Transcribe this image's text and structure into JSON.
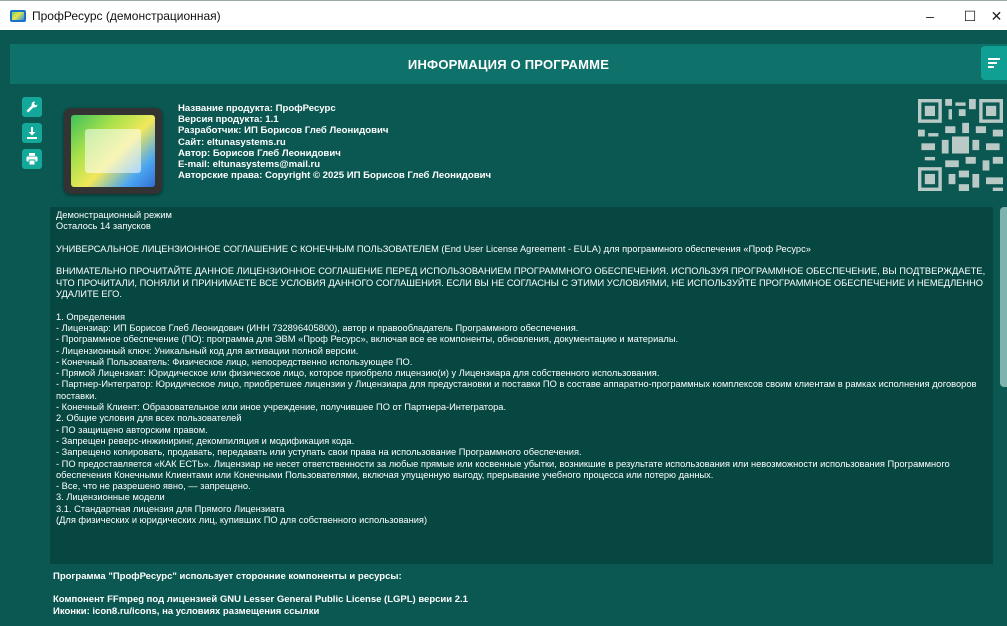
{
  "window": {
    "title": "ПрофРесурс (демонстрационная)",
    "controls": {
      "minimize": "–",
      "maximize": "☐",
      "close": "✕"
    }
  },
  "header": {
    "title": "ИНФОРМАЦИЯ О ПРОГРАММЕ",
    "menu_icon": "filter-menu-icon"
  },
  "toolbar": {
    "buttons": [
      {
        "icon": "wrench-icon"
      },
      {
        "icon": "download-icon"
      },
      {
        "icon": "print-icon"
      }
    ]
  },
  "product": {
    "lines": [
      "Название продукта: ПрофРесурс",
      "Версия продукта: 1.1",
      "Разработчик: ИП Борисов Глеб Леонидович",
      "Сайт: eltunasystems.ru",
      "Автор: Борисов Глеб Леонидович",
      "E-mail: eltunasystems@mail.ru",
      "Авторские права: Copyright © 2025 ИП Борисов Глеб Леонидович"
    ]
  },
  "license": {
    "lines": [
      "Демонстрационный режим",
      "Осталось 14 запусков",
      "",
      "УНИВЕРСАЛЬНОЕ ЛИЦЕНЗИОННОЕ СОГЛАШЕНИЕ С КОНЕЧНЫМ ПОЛЬЗОВАТЕЛЕМ (End User License Agreement - EULA) для программного обеспечения «Проф Ресурс»",
      "",
      "ВНИМАТЕЛЬНО ПРОЧИТАЙТЕ ДАННОЕ ЛИЦЕНЗИОННОЕ СОГЛАШЕНИЕ ПЕРЕД ИСПОЛЬЗОВАНИЕМ ПРОГРАММНОГО ОБЕСПЕЧЕНИЯ. ИСПОЛЬЗУЯ ПРОГРАММНОЕ ОБЕСПЕЧЕНИЕ, ВЫ ПОДТВЕРЖДАЕТЕ, ЧТО ПРОЧИТАЛИ, ПОНЯЛИ И ПРИНИМАЕТЕ ВСЕ УСЛОВИЯ ДАННОГО СОГЛАШЕНИЯ. ЕСЛИ ВЫ НЕ СОГЛАСНЫ С ЭТИМИ УСЛОВИЯМИ, НЕ ИСПОЛЬЗУЙТЕ ПРОГРАММНОЕ ОБЕСПЕЧЕНИЕ И НЕМЕДЛЕННО УДАЛИТЕ ЕГО.",
      "",
      "1. Определения",
      "- Лицензиар: ИП Борисов Глеб Леонидович (ИНН 732896405800), автор и правообладатель Программного обеспечения.",
      "- Программное обеспечение (ПО): программа для ЭВМ «Проф Ресурс», включая все ее компоненты, обновления, документацию и материалы.",
      "- Лицензионный ключ: Уникальный код для активации полной версии.",
      "- Конечный Пользователь: Физическое лицо, непосредственно использующее ПО.",
      "- Прямой Лицензиат: Юридическое или физическое лицо, которое приобрело лицензию(и) у Лицензиара для собственного использования.",
      "- Партнер-Интегратор: Юридическое лицо, приобретшее лицензии у Лицензиара для предустановки и поставки ПО в составе аппаратно-программных комплексов своим клиентам в рамках исполнения договоров поставки.",
      "- Конечный Клиент: Образовательное или иное учреждение, получившее ПО от Партнера-Интегратора.",
      "2. Общие условия для всех пользователей",
      "- ПО защищено авторским правом.",
      "- Запрещен реверс-инжиниринг, декомпиляция и модификация кода.",
      "- Запрещено копировать, продавать, передавать или уступать свои права на использование Программного обеспечения.",
      "- ПО предоставляется «КАК ЕСТЬ». Лицензиар не несет ответственности за любые прямые или косвенные убытки, возникшие в результате использования или невозможности использования Программного обеспечения Конечными Клиентами или Конечными Пользователями, включая упущенную выгоду, прерывание учебного процесса или потерю данных.",
      "- Все, что не разрешено явно, — запрещено.",
      "3. Лицензионные модели",
      "3.1. Стандартная лицензия для Прямого Лицензиата",
      "(Для физических и юридических лиц, купивших ПО для собственного использования)"
    ]
  },
  "footer": {
    "heading": "Программа \"ПрофРесурс\" использует сторонние компоненты и ресурсы:",
    "ffmpeg": "Компонент FFmpeg под лицензией GNU Lesser General Public License (LGPL) версии 2.1",
    "icons": "Иконки: icon8.ru/icons, на условиях размещения ссылки"
  },
  "colors": {
    "background": "#0b5751",
    "header": "#0e726b",
    "accent": "#14a89a",
    "text_area": "#064742"
  }
}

- [Task to carry out]
Retype all entries exactly as they appear, dropping the images.

- [Exercise result]
Transcribe this image's text and structure into JSON.
{
  "window": {
    "title": "ПрофРесурс (демонстрационная)",
    "controls": {
      "minimize": "–",
      "maximize": "☐",
      "close": "✕"
    }
  },
  "header": {
    "title": "ИНФОРМАЦИЯ О ПРОГРАММЕ",
    "menu_icon": "filter-menu-icon"
  },
  "toolbar": {
    "buttons": [
      {
        "icon": "wrench-icon"
      },
      {
        "icon": "download-icon"
      },
      {
        "icon": "print-icon"
      }
    ]
  },
  "product": {
    "lines": [
      "Название продукта: ПрофРесурс",
      "Версия продукта: 1.1",
      "Разработчик: ИП Борисов Глеб Леонидович",
      "Сайт: eltunasystems.ru",
      "Автор: Борисов Глеб Леонидович",
      "E-mail: eltunasystems@mail.ru",
      "Авторские права: Copyright © 2025 ИП Борисов Глеб Леонидович"
    ]
  },
  "license": {
    "lines": [
      "Демонстрационный режим",
      "Осталось 14 запусков",
      "",
      "УНИВЕРСАЛЬНОЕ ЛИЦЕНЗИОННОЕ СОГЛАШЕНИЕ С КОНЕЧНЫМ ПОЛЬЗОВАТЕЛЕМ (End User License Agreement - EULA) для программного обеспечения «Проф Ресурс»",
      "",
      "ВНИМАТЕЛЬНО ПРОЧИТАЙТЕ ДАННОЕ ЛИЦЕНЗИОННОЕ СОГЛАШЕНИЕ ПЕРЕД ИСПОЛЬЗОВАНИЕМ ПРОГРАММНОГО ОБЕСПЕЧЕНИЯ. ИСПОЛЬЗУЯ ПРОГРАММНОЕ ОБЕСПЕЧЕНИЕ, ВЫ ПОДТВЕРЖДАЕТЕ, ЧТО ПРОЧИТАЛИ, ПОНЯЛИ И ПРИНИМАЕТЕ ВСЕ УСЛОВИЯ ДАННОГО СОГЛАШЕНИЯ. ЕСЛИ ВЫ НЕ СОГЛАСНЫ С ЭТИМИ УСЛОВИЯМИ, НЕ ИСПОЛЬЗУЙТЕ ПРОГРАММНОЕ ОБЕСПЕЧЕНИЕ И НЕМЕДЛЕННО УДАЛИТЕ ЕГО.",
      "",
      "1. Определения",
      "- Лицензиар: ИП Борисов Глеб Леонидович (ИНН 732896405800), автор и правообладатель Программного обеспечения.",
      "- Программное обеспечение (ПО): программа для ЭВМ «Проф Ресурс», включая все ее компоненты, обновления, документацию и материалы.",
      "- Лицензионный ключ: Уникальный код для активации полной версии.",
      "- Конечный Пользователь: Физическое лицо, непосредственно использующее ПО.",
      "- Прямой Лицензиат: Юридическое или физическое лицо, которое приобрело лицензию(и) у Лицензиара для собственного использования.",
      "- Партнер-Интегратор: Юридическое лицо, приобретшее лицензии у Лицензиара для предустановки и поставки ПО в составе аппаратно-программных комплексов своим клиентам в рамках исполнения договоров поставки.",
      "- Конечный Клиент: Образовательное или иное учреждение, получившее ПО от Партнера-Интегратора.",
      "2. Общие условия для всех пользователей",
      "- ПО защищено авторским правом.",
      "- Запрещен реверс-инжиниринг, декомпиляция и модификация кода.",
      "- Запрещено копировать, продавать, передавать или уступать свои права на использование Программного обеспечения.",
      "- ПО предоставляется «КАК ЕСТЬ». Лицензиар не несет ответственности за любые прямые или косвенные убытки, возникшие в результате использования или невозможности использования Программного обеспечения Конечными Клиентами или Конечными Пользователями, включая упущенную выгоду, прерывание учебного процесса или потерю данных.",
      "- Все, что не разрешено явно, — запрещено.",
      "3. Лицензионные модели",
      "3.1. Стандартная лицензия для Прямого Лицензиата",
      "(Для физических и юридических лиц, купивших ПО для собственного использования)"
    ]
  },
  "footer": {
    "heading": "Программа \"ПрофРесурс\" использует сторонние компоненты и ресурсы:",
    "ffmpeg": "Компонент FFmpeg под лицензией GNU Lesser General Public License (LGPL) версии 2.1",
    "icons": "Иконки: icon8.ru/icons, на условиях размещения ссылки"
  },
  "colors": {
    "background": "#0b5751",
    "header": "#0e726b",
    "accent": "#14a89a",
    "text_area": "#064742"
  }
}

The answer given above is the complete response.